(LIST OF TASKS)
1. Can you quote the GoDaddy renewal fees thread from "## Killter (8" up to and including "euroDilbert (9 Sep 2008)"?
2. What does the GoDaddy renewal fees thread say, summed up in two sentences?
3. How might the GoDaddy renewal fees thread go on after its final post?
[Start EXCERPTED TEXT]
# Godaddy domain renewal fees



## Complainer (8 Sep 2008)

I renewed my domain with Godaddy over the weekend, and the charges came to just under $20 as follows;
QTY    ITEM    PRICE
1    .COM Domain Name Renewal - 1 
Year    $9.78
SERIALCOMPLAINER.COM

1    Private Registration Services 
- Renewal
Length: 1.0000 Year(s)    $8.99
SERIALCOMPLAINER.COM

________________________________________
Subtotal:   $18.77
Shipping & Handling:   $0.00
Tax:   $0.00
Total:   $18.77​                However, I got a further email today where it seems that they are charging me a further $5 as follows;

Product Name        Unit Price     Qty        Total Price
Business Registration Renewal     $    4.99    1     $    4.99
    Billing for 09/08/2008. SERIALCOMPLAINER.COM    
    ________________________________________
    Subtotal:     $    4.99
    Tax:     $    .00
    Shipping:     $    .00
    ________________________________________
    TOTAL:     $    4.99​
Any idea what is meant by 'business registration renewal'?


----------



## Killter (8 Sep 2008)

Nope afraid not-however I found godaddy's customer service mind meltingly bad, just in case you think about questioning it with them. Worse than NTL - if that's possible.

Killter


----------



## euroDilbert (9 Sep 2008)

Complainer said:


> Any idea what is meant by 'business registration renewal'?



*Business Registration*
  Business Registration turns your Whois search results page into a business Web advertisement, complete with company logo, custom images, and business links. The resulting online business card can double as a one-page Web site.

(from GoDaddy Help Center)


and Kilter - I have always found their support above average.


----------



## Complainer (9 Sep 2008)

THanks a lot, EuroDilbert. That is very helpful. Just for the record, I did a Godaddy help search for 'business registration renewal' but the results didn't seem too relevant.
[End EXCERPTED TEXT]
[Start INFORMATION GIVEN]
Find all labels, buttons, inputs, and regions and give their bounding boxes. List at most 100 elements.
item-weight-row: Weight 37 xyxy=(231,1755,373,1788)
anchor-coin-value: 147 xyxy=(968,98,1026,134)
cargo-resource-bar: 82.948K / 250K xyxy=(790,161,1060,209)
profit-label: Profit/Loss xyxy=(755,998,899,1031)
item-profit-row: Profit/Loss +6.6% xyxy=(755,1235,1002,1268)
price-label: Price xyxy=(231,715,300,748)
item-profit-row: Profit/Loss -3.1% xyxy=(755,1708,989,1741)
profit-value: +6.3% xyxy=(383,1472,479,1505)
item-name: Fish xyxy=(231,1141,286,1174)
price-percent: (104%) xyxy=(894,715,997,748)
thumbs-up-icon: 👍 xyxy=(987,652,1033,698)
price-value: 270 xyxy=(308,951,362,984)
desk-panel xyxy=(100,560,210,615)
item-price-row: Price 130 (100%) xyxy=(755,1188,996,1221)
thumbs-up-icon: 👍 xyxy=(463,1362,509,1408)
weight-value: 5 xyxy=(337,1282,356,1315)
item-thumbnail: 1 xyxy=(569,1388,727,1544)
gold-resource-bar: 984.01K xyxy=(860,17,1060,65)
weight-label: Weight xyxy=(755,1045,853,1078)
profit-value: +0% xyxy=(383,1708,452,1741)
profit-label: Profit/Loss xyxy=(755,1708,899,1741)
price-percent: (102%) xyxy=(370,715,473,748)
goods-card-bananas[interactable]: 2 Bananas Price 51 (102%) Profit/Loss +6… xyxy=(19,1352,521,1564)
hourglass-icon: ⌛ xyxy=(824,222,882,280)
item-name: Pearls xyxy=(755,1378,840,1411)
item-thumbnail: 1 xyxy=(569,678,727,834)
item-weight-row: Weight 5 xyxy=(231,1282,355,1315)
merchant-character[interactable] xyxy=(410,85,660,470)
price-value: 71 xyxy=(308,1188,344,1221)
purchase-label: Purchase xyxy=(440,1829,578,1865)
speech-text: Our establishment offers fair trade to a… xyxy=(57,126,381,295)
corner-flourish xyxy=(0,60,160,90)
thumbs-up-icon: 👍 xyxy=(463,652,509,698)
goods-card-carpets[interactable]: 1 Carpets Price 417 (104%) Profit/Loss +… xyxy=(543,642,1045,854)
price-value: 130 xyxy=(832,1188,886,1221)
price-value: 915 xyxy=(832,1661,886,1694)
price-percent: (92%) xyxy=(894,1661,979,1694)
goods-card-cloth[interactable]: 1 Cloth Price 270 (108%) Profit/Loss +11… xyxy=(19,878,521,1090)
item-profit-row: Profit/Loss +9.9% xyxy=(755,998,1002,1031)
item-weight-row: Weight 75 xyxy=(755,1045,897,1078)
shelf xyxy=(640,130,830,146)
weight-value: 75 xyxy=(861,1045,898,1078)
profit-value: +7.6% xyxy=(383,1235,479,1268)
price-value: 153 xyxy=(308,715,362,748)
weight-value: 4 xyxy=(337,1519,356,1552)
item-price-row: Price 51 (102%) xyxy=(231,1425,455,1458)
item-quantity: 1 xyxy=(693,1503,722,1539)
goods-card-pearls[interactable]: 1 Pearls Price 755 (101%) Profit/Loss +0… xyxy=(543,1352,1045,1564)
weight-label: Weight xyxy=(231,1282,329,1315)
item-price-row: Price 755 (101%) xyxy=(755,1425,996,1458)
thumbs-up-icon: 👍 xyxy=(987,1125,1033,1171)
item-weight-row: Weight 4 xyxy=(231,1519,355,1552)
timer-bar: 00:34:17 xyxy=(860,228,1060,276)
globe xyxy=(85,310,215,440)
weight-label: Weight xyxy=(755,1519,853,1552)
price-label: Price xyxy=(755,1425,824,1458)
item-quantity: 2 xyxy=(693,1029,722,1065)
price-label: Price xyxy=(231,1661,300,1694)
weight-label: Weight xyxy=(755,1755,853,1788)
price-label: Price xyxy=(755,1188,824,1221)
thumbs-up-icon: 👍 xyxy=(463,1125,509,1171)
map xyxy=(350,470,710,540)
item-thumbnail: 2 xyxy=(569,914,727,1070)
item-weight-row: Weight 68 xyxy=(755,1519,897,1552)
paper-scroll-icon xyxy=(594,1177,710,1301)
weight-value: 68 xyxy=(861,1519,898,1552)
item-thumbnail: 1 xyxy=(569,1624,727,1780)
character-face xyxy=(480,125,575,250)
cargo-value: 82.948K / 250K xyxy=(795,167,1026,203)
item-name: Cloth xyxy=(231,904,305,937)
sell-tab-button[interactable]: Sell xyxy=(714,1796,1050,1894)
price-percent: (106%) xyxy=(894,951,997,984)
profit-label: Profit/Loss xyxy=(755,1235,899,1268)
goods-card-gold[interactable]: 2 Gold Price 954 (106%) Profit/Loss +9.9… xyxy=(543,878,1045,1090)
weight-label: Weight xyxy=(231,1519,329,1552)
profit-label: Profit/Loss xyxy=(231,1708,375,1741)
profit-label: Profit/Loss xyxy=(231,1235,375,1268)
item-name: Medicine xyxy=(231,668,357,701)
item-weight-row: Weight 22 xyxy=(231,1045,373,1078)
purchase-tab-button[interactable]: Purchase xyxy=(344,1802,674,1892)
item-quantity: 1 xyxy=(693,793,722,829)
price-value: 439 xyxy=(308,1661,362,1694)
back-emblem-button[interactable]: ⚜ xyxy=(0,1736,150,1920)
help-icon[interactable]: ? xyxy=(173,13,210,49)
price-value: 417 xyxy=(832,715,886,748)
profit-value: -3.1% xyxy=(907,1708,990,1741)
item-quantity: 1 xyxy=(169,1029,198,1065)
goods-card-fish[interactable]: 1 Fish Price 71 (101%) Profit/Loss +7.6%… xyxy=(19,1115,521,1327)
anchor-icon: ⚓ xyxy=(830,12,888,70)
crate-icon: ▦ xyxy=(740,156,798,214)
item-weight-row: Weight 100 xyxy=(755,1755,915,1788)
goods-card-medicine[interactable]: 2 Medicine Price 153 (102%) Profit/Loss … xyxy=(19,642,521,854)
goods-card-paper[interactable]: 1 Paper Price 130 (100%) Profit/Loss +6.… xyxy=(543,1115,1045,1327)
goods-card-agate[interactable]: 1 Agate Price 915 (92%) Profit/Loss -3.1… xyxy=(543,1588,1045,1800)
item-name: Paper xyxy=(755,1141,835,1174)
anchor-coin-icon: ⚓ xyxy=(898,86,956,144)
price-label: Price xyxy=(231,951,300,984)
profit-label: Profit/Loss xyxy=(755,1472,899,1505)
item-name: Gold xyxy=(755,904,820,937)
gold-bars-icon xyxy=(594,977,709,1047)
[End INFORMATION GIVEN]
(RESPONSES IN ORDER)
1.
## Killter (8 Sep 2008)

Nope afraid not-however I found godaddy's customer service mind meltingly bad, just in case you think about questioning it with them. Worse than NTL - if that's possible.

Killter


----------



## euroDilbert (9 Sep 2008)

2. After renewing a .COM domain and private registration with GoDaddy for $18.77, a user got a further $4.99 charge for "Business Registration Renewal" and asked what it meant. One reply called GoDaddy's customer service mind-meltingly bad, while another quoted the GoDaddy Help Center's explanation that Business Registration turns the Whois search results page into a business Web advertisement, and the user thanked that poster.

3.
I've submitted a support issue stating that I've never ordered this service and looking for a refund. Perhaps I missed some sneaky opt-out option for this business registration?

Has anyone else found GoDaddy to have added on this service where it wasn't ordered?


----------



## euroDilbert (9 Sep 2008)

Complainer said:


> THanks a lot, EuroDilbert. That is very helpful. Just for the record, I did a Godaddy help search for 'business registration renewal' but the results didn't seem too relevant.
> 
> I've submitted a support issue stating that I've never ordered this service and looking for a refund. Perhaps I missed some sneaky opt-out option for this business registration?
> 
> Has anyone else found GoDaddy to have added on this service where it wasn't ordered?



Though I generally find GoDaddy very good, one area you need to be very careful is when paying for a new service e.g. a domain. You have to work your way through a 'minefield' of - usually unwanted - extras before you reach the payment screen (a bit like booking an airline ticket these days ) and I suspect this is where you inadvertently 'opted-in' to this. 

I guess that is the way they can keep their prices low - but I am used to it now, and haven't been caught - so far.

- eD.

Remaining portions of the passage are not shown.